## Teks yang Diberikan
▬▬▬▬▬▬

Suara-Pembaruan.com — iFLYTEK dan Ambisi Hilirisasi AI di Indonesia
Di tengah percepatan adopsi kecerdasan buatan (AI) secara global, Indonesia kembali menjadi destinasi menarik bagi pemain teknologi dunia.
Salah satu nama yang kini mulai mencuri perhatian adalah iFLYTEK—raksasa AI asal Tiongkok yang dalam beberapa tahun terakhir agresif memperluas jaringan riset, portofolio pasar, dan kemitraan internasional.
Dalam kunjungan terbarunya ke Jakarta, perusahaan ini tidak hanya menawarkan perangkat atau teknologi, tetapi membawa narasi yang lebih besar: membangun kolaborasi sekaligus mendorong hilirisasi teknologi AI di Indonesia.
Kemendiktisaintek: Menemukan Format Hilirisasi
Salah satu agenda strategis iFLYTEK adalah pertemuan dengan Kementerian Pendidikan Tinggi, Sains, dan Teknologi (Kemendiktisaintek).
Di sana, iFLYTEK mendemonstrasikan teknologi penerjemah suara dan visual berbasis AI yang diklaim mampu menerjemahkan percakapan langsung ke 42 bahasa serta mendeteksi dan menerjemahkan teks gambar ke 34 bahasa.
Pertemuan berlangsung dalam nada serius namun konstruktif. Pihak kementerian diwakili oleh Direktur Hilirisasi dan Kemitraan, Prof. Yos Sunitiyoso, bersama stafnya, Deis Savitri.
Tiga hal menjadi poros diskusi: peluang hilirisasi produk AI, kolaborasi riset, serta kemungkinan adopsi perangkat iFLYTEK di lingkungan kampus.

▬▬▬▬▬▬

## Perintah A
Ambil bagian artikel tentang iFLYTEK di atas, antara "Kemendiktisaintek: Menemukan Format" dan "di lingkungan kampus.", termasuk kedua ujungnya, tanpa mengubah satu huruf pun.

▬▬▬▬▬▬

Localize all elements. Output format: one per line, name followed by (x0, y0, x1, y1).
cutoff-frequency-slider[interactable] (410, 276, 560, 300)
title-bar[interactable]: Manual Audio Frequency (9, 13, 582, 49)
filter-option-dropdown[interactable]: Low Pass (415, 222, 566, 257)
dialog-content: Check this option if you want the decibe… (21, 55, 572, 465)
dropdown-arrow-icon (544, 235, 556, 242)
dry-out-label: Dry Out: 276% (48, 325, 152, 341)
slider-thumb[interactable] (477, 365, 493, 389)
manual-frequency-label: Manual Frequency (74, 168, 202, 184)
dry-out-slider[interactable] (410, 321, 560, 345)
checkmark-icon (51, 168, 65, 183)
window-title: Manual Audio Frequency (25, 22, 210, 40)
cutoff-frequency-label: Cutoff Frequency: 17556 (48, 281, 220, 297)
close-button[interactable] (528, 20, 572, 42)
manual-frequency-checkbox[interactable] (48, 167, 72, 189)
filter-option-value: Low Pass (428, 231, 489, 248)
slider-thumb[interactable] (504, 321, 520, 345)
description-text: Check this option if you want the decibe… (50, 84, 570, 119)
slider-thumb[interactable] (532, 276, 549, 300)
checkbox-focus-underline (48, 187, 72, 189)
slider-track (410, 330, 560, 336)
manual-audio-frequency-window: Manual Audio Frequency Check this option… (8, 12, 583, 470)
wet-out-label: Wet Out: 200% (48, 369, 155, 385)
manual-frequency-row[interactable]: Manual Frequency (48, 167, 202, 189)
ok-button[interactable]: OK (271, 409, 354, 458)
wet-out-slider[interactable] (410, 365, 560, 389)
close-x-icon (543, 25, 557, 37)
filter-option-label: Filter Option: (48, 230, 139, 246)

▬▬▬▬▬▬

## Perintah B
Salin ulang baris-baris catatan di atas, mulai dari baris pertama catatan sampai baris yang memuat "cutoff-frequency-label: Cutoff Frequency: 17556", termasuk baris itu, persis sama tanpa perubahan.

## Jawaban yang Diharapkan A
Kemendiktisaintek: Menemukan Format Hilirisasi
Salah satu agenda strategis iFLYTEK adalah pertemuan dengan Kementerian Pendidikan Tinggi, Sains, dan Teknologi (Kemendiktisaintek).
Di sana, iFLYTEK mendemonstrasikan teknologi penerjemah suara dan visual berbasis AI yang diklaim mampu menerjemahkan percakapan langsung ke 42 bahasa serta mendeteksi dan menerjemahkan teks gambar ke 34 bahasa.
Pertemuan berlangsung dalam nada serius namun konstruktif. Pihak kementerian diwakili oleh Direktur Hilirisasi dan Kemitraan, Prof. Yos Sunitiyoso, bersama stafnya, Deis Savitri.
Tiga hal menjadi poros diskusi: peluang hilirisasi produk AI, kolaborasi riset, serta kemungkinan adopsi perangkat iFLYTEK di lingkungan kampus.

## Jawaban yang Diharapkan B
Localize all elements. Output format: one per line, name followed by (x0, y0, x1, y1).
cutoff-frequency-slider[interactable] (410, 276, 560, 300)
title-bar[interactable]: Manual Audio Frequency (9, 13, 582, 49)
filter-option-dropdown[interactable]: Low Pass (415, 222, 566, 257)
dialog-content: Check this option if you want the decibe… (21, 55, 572, 465)
dropdown-arrow-icon (544, 235, 556, 242)
dry-out-label: Dry Out: 276% (48, 325, 152, 341)
slider-thumb[interactable] (477, 365, 493, 389)
manual-frequency-label: Manual Frequency (74, 168, 202, 184)
dry-out-slider[interactable] (410, 321, 560, 345)
checkmark-icon (51, 168, 65, 183)
window-title: Manual Audio Frequency (25, 22, 210, 40)
cutoff-frequency-label: Cutoff Frequency: 17556 (48, 281, 220, 297)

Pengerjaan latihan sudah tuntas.